▶ **Work to do**
Output the full listing word for word.

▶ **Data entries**
◆ ◆ ◆

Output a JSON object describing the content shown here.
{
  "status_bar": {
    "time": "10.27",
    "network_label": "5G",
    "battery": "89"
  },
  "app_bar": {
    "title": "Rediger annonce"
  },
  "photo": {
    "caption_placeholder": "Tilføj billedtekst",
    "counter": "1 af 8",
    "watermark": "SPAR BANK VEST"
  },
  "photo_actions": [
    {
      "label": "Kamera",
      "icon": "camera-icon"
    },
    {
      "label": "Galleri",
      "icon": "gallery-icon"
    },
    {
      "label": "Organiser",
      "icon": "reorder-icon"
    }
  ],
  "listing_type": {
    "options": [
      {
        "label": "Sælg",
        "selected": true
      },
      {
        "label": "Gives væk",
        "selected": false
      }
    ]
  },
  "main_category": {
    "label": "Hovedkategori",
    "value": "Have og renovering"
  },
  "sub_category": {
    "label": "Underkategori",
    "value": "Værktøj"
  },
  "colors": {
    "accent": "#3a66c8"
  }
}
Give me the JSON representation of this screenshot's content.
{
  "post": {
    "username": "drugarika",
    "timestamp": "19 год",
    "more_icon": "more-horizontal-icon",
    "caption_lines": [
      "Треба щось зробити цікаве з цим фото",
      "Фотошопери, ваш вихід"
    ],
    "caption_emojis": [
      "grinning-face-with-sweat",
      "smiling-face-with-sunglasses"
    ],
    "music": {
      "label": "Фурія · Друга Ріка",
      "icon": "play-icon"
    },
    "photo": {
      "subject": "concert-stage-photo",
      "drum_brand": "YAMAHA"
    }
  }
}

◆ ◆ ◆

▶ **Reply to the task**
Output a JSON object describing the content shown here.
{
  "status_bar": {
    "time": "10.27",
    "network_label": "5G",
    "battery": "89"
  },
  "app_bar": {
    "title": "Rediger annonce"
  },
  "photo": {
    "caption_placeholder": "Tilføj billedtekst",
    "counter": "1 af 8",
    "watermark": "SPAR BANK VEST"
  },
  "photo_actions": [
    {
      "label": "Kamera",
      "icon": "camera-icon"
    },
    {
      "label": "Galleri",
      "icon": "gallery-icon"
    },
    {
      "label": "Organiser",
      "icon": "reorder-icon"
    }
  ],
  "listing_type": {
    "options": [
      {
        "label": "Sælg",
        "selected": true
      },
      {
        "label": "Gives væk",
        "selected": false
      }
    ]
  },
  "main_category": {
    "label": "Hovedkategori",
    "value": "Have og renovering"
  },
  "sub_category": {
    "label": "Underkategori",
    "value": "Værktøj"
  },
  "colors": {
    "accent": "#3a66c8"
  }
}
Give me the JSON representation of this screenshot's content.
{
  "post": {
    "username": "drugarika",
    "timestamp": "19 год",
    "more_icon": "more-horizontal-icon",
    "caption_lines": [
      "Треба щось зробити цікаве з цим фото",
      "Фотошопери, ваш вихід"
    ],
    "caption_emojis": [
      "grinning-face-with-sweat",
      "smiling-face-with-sunglasses"
    ],
    "music": {
      "label": "Фурія · Друга Ріка",
      "icon": "play-icon"
    },
    "photo": {
      "subject": "concert-stage-photo",
      "drum_brand": "YAMAHA"
    }
  }
}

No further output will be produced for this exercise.